### TASK DESCRIPTION
From the listing below, pull out all lines with "dash" in them.

### LISTED ENTRIES
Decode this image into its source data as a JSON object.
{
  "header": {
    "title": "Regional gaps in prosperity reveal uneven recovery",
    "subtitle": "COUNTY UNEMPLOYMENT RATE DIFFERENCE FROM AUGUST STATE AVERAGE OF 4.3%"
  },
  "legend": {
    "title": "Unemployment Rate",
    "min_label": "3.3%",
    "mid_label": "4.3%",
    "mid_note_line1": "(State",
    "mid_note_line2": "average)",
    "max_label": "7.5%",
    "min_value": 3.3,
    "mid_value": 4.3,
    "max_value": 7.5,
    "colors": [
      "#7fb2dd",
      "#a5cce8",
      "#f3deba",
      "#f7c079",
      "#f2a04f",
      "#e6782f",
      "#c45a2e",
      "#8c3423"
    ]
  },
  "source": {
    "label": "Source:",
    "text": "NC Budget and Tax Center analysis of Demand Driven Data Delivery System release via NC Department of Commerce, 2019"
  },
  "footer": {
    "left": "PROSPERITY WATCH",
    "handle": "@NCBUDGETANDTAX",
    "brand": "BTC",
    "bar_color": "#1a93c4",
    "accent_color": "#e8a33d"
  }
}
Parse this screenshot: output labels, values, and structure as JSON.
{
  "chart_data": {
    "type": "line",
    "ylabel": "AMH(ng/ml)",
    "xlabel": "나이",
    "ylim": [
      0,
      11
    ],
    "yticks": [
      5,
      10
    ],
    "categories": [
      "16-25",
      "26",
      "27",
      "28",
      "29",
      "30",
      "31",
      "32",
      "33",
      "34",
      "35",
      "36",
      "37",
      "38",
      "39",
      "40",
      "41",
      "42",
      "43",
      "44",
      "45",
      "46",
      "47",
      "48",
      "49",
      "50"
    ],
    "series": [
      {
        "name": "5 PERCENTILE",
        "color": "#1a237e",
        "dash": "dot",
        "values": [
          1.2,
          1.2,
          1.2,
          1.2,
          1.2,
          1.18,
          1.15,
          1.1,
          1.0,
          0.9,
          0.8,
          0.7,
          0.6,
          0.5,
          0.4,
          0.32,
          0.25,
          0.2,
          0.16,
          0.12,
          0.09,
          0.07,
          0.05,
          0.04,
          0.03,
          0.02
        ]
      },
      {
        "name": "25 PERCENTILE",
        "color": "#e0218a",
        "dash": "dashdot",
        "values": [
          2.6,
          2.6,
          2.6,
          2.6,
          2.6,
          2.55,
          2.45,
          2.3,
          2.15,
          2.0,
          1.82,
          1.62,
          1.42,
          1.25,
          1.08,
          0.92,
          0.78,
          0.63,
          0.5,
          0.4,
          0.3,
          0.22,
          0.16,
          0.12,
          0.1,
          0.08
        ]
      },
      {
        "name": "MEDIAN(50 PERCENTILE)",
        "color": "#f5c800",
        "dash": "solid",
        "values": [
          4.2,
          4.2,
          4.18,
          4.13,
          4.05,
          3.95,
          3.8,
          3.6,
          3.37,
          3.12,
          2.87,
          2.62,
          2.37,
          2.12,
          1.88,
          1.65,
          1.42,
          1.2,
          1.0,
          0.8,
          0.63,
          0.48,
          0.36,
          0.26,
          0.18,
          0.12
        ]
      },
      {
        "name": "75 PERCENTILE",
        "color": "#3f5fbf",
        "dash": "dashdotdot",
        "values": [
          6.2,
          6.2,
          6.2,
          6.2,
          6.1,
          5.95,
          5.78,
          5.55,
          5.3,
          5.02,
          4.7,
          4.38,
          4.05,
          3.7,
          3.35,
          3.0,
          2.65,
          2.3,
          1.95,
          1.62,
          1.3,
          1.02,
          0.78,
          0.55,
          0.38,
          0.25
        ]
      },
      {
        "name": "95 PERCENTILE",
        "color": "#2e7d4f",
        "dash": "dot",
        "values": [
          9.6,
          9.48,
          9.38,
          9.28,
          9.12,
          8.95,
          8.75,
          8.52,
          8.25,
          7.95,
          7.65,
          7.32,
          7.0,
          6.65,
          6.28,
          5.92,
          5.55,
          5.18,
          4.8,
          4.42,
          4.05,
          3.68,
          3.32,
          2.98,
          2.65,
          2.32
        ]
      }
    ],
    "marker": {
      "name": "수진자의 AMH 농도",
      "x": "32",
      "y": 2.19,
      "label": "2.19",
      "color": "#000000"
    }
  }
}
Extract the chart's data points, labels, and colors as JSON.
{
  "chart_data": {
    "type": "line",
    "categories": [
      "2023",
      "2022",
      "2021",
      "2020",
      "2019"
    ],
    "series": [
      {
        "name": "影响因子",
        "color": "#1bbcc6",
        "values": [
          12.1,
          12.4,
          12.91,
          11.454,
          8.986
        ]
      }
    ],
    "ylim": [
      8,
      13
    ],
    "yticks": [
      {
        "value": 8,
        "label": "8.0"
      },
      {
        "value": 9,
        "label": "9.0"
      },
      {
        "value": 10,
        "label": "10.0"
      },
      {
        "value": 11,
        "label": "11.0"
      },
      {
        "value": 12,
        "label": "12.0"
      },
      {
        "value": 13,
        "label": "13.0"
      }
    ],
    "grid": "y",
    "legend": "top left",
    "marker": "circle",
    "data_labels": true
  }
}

### OUTPUT OF THE TASK
        "dash": "dot",
        "dash": "dashdot",
        "dash": "solid",
        "dash": "dashdotdot",
        "dash": "dot",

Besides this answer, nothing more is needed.